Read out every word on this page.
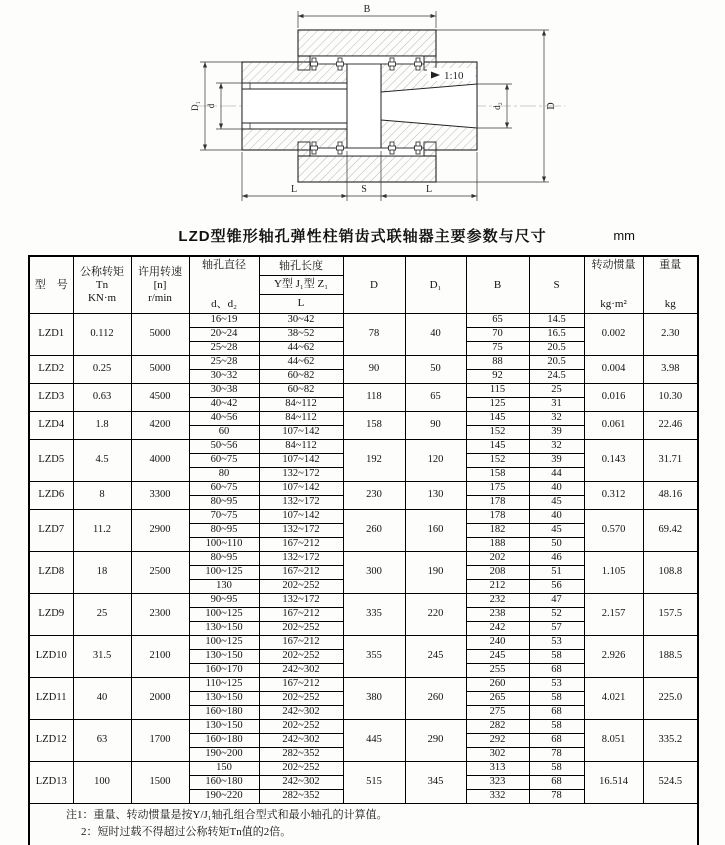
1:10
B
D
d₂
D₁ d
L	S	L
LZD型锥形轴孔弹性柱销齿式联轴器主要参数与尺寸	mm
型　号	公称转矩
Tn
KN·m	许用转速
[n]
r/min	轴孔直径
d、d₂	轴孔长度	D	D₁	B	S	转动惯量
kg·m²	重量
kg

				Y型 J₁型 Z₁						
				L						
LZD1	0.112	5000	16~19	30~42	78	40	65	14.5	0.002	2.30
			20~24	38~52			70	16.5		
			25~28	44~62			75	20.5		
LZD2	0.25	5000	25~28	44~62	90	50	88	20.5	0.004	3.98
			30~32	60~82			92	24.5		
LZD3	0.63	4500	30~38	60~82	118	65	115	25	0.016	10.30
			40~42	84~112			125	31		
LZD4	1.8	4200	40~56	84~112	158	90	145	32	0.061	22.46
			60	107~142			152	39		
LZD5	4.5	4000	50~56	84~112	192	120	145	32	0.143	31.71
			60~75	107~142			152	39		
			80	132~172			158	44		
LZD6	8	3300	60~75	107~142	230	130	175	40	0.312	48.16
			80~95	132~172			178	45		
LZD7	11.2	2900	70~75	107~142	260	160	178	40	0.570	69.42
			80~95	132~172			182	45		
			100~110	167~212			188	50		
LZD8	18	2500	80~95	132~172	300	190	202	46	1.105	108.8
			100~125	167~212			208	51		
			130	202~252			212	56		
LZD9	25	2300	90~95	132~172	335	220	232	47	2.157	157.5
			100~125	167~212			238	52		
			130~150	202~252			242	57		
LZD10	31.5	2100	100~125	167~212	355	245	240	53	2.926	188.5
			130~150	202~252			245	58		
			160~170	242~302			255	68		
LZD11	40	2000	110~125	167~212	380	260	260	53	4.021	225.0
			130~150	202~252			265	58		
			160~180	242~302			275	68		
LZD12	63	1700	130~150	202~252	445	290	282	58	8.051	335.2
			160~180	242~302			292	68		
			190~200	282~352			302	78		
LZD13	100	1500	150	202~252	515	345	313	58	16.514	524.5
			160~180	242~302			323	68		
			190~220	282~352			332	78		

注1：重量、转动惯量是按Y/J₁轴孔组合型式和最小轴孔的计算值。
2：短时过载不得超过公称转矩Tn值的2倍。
++++++++
Return all of the entries word for word, but omit the pictures.

Read out every word on this page.
1:10
B
D
d₂
D₁ d
L	S	L
LZD型锥形轴孔弹性柱销齿式联轴器主要参数与尺寸	mm
型　号	公称转矩
Tn
KN·m	许用转速
[n]
r/min	轴孔直径
d、d₂	轴孔长度	D	D₁	B	S	转动惯量
kg·m²	重量
kg

				Y型 J₁型 Z₁						
				L						
LZD1	0.112	5000	16~19	30~42	78	40	65	14.5	0.002	2.30
			20~24	38~52			70	16.5		
			25~28	44~62			75	20.5		
LZD2	0.25	5000	25~28	44~62	90	50	88	20.5	0.004	3.98
			30~32	60~82			92	24.5		
LZD3	0.63	4500	30~38	60~82	118	65	115	25	0.016	10.30
			40~42	84~112			125	31		
LZD4	1.8	4200	40~56	84~112	158	90	145	32	0.061	22.46
			60	107~142			152	39		
LZD5	4.5	4000	50~56	84~112	192	120	145	32	0.143	31.71
			60~75	107~142			152	39		
			80	132~172			158	44		
LZD6	8	3300	60~75	107~142	230	130	175	40	0.312	48.16
			80~95	132~172			178	45		
LZD7	11.2	2900	70~75	107~142	260	160	178	40	0.570	69.42
			80~95	132~172			182	45		
			100~110	167~212			188	50		
LZD8	18	2500	80~95	132~172	300	190	202	46	1.105	108.8
			100~125	167~212			208	51		
			130	202~252			212	56		
LZD9	25	2300	90~95	132~172	335	220	232	47	2.157	157.5
			100~125	167~212			238	52		
			130~150	202~252			242	57		
LZD10	31.5	2100	100~125	167~212	355	245	240	53	2.926	188.5
			130~150	202~252			245	58		
			160~170	242~302			255	68		
LZD11	40	2000	110~125	167~212	380	260	260	53	4.021	225.0
			130~150	202~252			265	58		
			160~180	242~302			275	68		
LZD12	63	1700	130~150	202~252	445	290	282	58	8.051	335.2
			160~180	242~302			292	68		
			190~200	282~352			302	78		
LZD13	100	1500	150	202~252	515	345	313	58	16.514	524.5
			160~180	242~302			323	68		
			190~220	282~352			332	78		

注1：重量、转动惯量是按Y/J₁轴孔组合型式和最小轴孔的计算值。
2：短时过载不得超过公称转矩Tn值的2倍。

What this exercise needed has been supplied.